▶ **WRITTEN INSTRUCTION**:
Below is a block of records; repeat each one exactly.
◇ ◇ ◇ ◇ ◇ ◇ ◇
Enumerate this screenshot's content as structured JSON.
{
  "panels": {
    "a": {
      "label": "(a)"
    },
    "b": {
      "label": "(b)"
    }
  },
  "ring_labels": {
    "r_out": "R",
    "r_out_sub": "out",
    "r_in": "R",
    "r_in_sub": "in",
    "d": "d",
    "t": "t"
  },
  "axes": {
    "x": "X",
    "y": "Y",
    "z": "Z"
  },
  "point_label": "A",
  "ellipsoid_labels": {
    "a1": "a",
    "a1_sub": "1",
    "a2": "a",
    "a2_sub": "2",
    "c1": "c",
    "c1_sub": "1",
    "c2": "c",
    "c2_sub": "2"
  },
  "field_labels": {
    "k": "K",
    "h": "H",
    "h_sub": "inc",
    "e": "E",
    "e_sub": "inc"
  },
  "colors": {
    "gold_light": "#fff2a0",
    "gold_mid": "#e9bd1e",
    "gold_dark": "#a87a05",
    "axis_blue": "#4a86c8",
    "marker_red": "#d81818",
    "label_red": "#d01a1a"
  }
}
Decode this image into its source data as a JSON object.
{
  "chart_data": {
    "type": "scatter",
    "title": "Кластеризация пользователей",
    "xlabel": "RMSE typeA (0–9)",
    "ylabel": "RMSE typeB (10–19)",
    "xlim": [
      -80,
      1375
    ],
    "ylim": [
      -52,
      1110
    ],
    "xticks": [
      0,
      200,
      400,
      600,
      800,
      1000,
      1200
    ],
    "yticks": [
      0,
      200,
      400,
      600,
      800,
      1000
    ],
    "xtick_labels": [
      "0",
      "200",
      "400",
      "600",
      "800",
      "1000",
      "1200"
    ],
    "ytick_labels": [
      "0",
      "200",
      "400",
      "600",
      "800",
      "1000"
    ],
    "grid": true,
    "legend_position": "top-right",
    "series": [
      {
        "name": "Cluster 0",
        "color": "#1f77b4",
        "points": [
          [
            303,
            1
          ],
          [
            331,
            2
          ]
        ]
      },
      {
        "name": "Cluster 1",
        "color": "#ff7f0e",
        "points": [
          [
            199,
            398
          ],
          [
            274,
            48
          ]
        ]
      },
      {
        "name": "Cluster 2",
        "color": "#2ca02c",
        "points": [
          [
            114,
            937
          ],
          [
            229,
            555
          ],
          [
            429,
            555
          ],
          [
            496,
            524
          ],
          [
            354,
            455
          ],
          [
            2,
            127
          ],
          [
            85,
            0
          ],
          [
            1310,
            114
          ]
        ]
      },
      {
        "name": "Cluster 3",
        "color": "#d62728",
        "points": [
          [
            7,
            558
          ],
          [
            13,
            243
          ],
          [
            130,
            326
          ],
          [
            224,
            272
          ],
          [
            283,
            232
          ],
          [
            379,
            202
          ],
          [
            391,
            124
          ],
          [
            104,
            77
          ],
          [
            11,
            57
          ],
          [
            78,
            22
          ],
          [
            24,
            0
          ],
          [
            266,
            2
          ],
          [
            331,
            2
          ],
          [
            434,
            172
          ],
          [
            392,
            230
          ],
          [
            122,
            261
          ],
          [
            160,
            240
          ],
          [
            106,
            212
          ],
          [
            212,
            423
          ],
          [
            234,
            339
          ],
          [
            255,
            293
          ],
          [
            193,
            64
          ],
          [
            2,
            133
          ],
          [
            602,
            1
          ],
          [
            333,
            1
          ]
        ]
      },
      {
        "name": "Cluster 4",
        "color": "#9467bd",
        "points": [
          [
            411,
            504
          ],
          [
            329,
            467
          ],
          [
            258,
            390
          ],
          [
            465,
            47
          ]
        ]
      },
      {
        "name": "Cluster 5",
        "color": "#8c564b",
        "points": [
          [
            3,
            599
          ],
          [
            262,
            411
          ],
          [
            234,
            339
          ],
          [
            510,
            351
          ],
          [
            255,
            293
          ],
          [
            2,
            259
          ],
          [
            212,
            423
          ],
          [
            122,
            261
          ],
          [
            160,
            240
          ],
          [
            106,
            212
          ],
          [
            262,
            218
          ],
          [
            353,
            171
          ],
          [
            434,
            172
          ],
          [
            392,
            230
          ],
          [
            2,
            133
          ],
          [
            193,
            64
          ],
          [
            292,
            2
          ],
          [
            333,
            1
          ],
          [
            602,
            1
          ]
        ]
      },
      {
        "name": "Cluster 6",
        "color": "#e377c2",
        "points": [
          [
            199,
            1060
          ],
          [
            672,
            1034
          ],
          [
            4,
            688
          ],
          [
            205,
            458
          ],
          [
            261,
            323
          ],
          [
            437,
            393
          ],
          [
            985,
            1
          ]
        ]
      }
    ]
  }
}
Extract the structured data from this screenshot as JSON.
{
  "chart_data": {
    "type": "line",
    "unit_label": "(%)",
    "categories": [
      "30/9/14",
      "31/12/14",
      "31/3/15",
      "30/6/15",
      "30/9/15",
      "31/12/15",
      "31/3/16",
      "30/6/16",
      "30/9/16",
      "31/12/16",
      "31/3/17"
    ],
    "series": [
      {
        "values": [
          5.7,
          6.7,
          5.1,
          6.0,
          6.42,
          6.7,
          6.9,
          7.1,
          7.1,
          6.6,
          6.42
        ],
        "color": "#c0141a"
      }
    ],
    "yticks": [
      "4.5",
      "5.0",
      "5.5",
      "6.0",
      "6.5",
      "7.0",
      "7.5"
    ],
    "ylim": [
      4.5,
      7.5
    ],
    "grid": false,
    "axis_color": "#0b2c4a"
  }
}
◇ ◇ ◇ ◇ ◇ ◇ ◇
▶ **TASK ANSWER**:
Enumerate this screenshot's content as structured JSON.
{
  "panels": {
    "a": {
      "label": "(a)"
    },
    "b": {
      "label": "(b)"
    }
  },
  "ring_labels": {
    "r_out": "R",
    "r_out_sub": "out",
    "r_in": "R",
    "r_in_sub": "in",
    "d": "d",
    "t": "t"
  },
  "axes": {
    "x": "X",
    "y": "Y",
    "z": "Z"
  },
  "point_label": "A",
  "ellipsoid_labels": {
    "a1": "a",
    "a1_sub": "1",
    "a2": "a",
    "a2_sub": "2",
    "c1": "c",
    "c1_sub": "1",
    "c2": "c",
    "c2_sub": "2"
  },
  "field_labels": {
    "k": "K",
    "h": "H",
    "h_sub": "inc",
    "e": "E",
    "e_sub": "inc"
  },
  "colors": {
    "gold_light": "#fff2a0",
    "gold_mid": "#e9bd1e",
    "gold_dark": "#a87a05",
    "axis_blue": "#4a86c8",
    "marker_red": "#d81818",
    "label_red": "#d01a1a"
  }
}
Decode this image into its source data as a JSON object.
{
  "chart_data": {
    "type": "scatter",
    "title": "Кластеризация пользователей",
    "xlabel": "RMSE typeA (0–9)",
    "ylabel": "RMSE typeB (10–19)",
    "xlim": [
      -80,
      1375
    ],
    "ylim": [
      -52,
      1110
    ],
    "xticks": [
      0,
      200,
      400,
      600,
      800,
      1000,
      1200
    ],
    "yticks": [
      0,
      200,
      400,
      600,
      800,
      1000
    ],
    "xtick_labels": [
      "0",
      "200",
      "400",
      "600",
      "800",
      "1000",
      "1200"
    ],
    "ytick_labels": [
      "0",
      "200",
      "400",
      "600",
      "800",
      "1000"
    ],
    "grid": true,
    "legend_position": "top-right",
    "series": [
      {
        "name": "Cluster 0",
        "color": "#1f77b4",
        "points": [
          [
            303,
            1
          ],
          [
            331,
            2
          ]
        ]
      },
      {
        "name": "Cluster 1",
        "color": "#ff7f0e",
        "points": [
          [
            199,
            398
          ],
          [
            274,
            48
          ]
        ]
      },
      {
        "name": "Cluster 2",
        "color": "#2ca02c",
        "points": [
          [
            114,
            937
          ],
          [
            229,
            555
          ],
          [
            429,
            555
          ],
          [
            496,
            524
          ],
          [
            354,
            455
          ],
          [
            2,
            127
          ],
          [
            85,
            0
          ],
          [
            1310,
            114
          ]
        ]
      },
      {
        "name": "Cluster 3",
        "color": "#d62728",
        "points": [
          [
            7,
            558
          ],
          [
            13,
            243
          ],
          [
            130,
            326
          ],
          [
            224,
            272
          ],
          [
            283,
            232
          ],
          [
            379,
            202
          ],
          [
            391,
            124
          ],
          [
            104,
            77
          ],
          [
            11,
            57
          ],
          [
            78,
            22
          ],
          [
            24,
            0
          ],
          [
            266,
            2
          ],
          [
            331,
            2
          ],
          [
            434,
            172
          ],
          [
            392,
            230
          ],
          [
            122,
            261
          ],
          [
            160,
            240
          ],
          [
            106,
            212
          ],
          [
            212,
            423
          ],
          [
            234,
            339
          ],
          [
            255,
            293
          ],
          [
            193,
            64
          ],
          [
            2,
            133
          ],
          [
            602,
            1
          ],
          [
            333,
            1
          ]
        ]
      },
      {
        "name": "Cluster 4",
        "color": "#9467bd",
        "points": [
          [
            411,
            504
          ],
          [
            329,
            467
          ],
          [
            258,
            390
          ],
          [
            465,
            47
          ]
        ]
      },
      {
        "name": "Cluster 5",
        "color": "#8c564b",
        "points": [
          [
            3,
            599
          ],
          [
            262,
            411
          ],
          [
            234,
            339
          ],
          [
            510,
            351
          ],
          [
            255,
            293
          ],
          [
            2,
            259
          ],
          [
            212,
            423
          ],
          [
            122,
            261
          ],
          [
            160,
            240
          ],
          [
            106,
            212
          ],
          [
            262,
            218
          ],
          [
            353,
            171
          ],
          [
            434,
            172
          ],
          [
            392,
            230
          ],
          [
            2,
            133
          ],
          [
            193,
            64
          ],
          [
            292,
            2
          ],
          [
            333,
            1
          ],
          [
            602,
            1
          ]
        ]
      },
      {
        "name": "Cluster 6",
        "color": "#e377c2",
        "points": [
          [
            199,
            1060
          ],
          [
            672,
            1034
          ],
          [
            4,
            688
          ],
          [
            205,
            458
          ],
          [
            261,
            323
          ],
          [
            437,
            393
          ],
          [
            985,
            1
          ]
        ]
      }
    ]
  }
}
Extract the structured data from this screenshot as JSON.
{
  "chart_data": {
    "type": "line",
    "unit_label": "(%)",
    "categories": [
      "30/9/14",
      "31/12/14",
      "31/3/15",
      "30/6/15",
      "30/9/15",
      "31/12/15",
      "31/3/16",
      "30/6/16",
      "30/9/16",
      "31/12/16",
      "31/3/17"
    ],
    "series": [
      {
        "values": [
          5.7,
          6.7,
          5.1,
          6.0,
          6.42,
          6.7,
          6.9,
          7.1,
          7.1,
          6.6,
          6.42
        ],
        "color": "#c0141a"
      }
    ],
    "yticks": [
      "4.5",
      "5.0",
      "5.5",
      "6.0",
      "6.5",
      "7.0",
      "7.5"
    ],
    "ylim": [
      4.5,
      7.5
    ],
    "grid": false,
    "axis_color": "#0b2c4a"
  }
}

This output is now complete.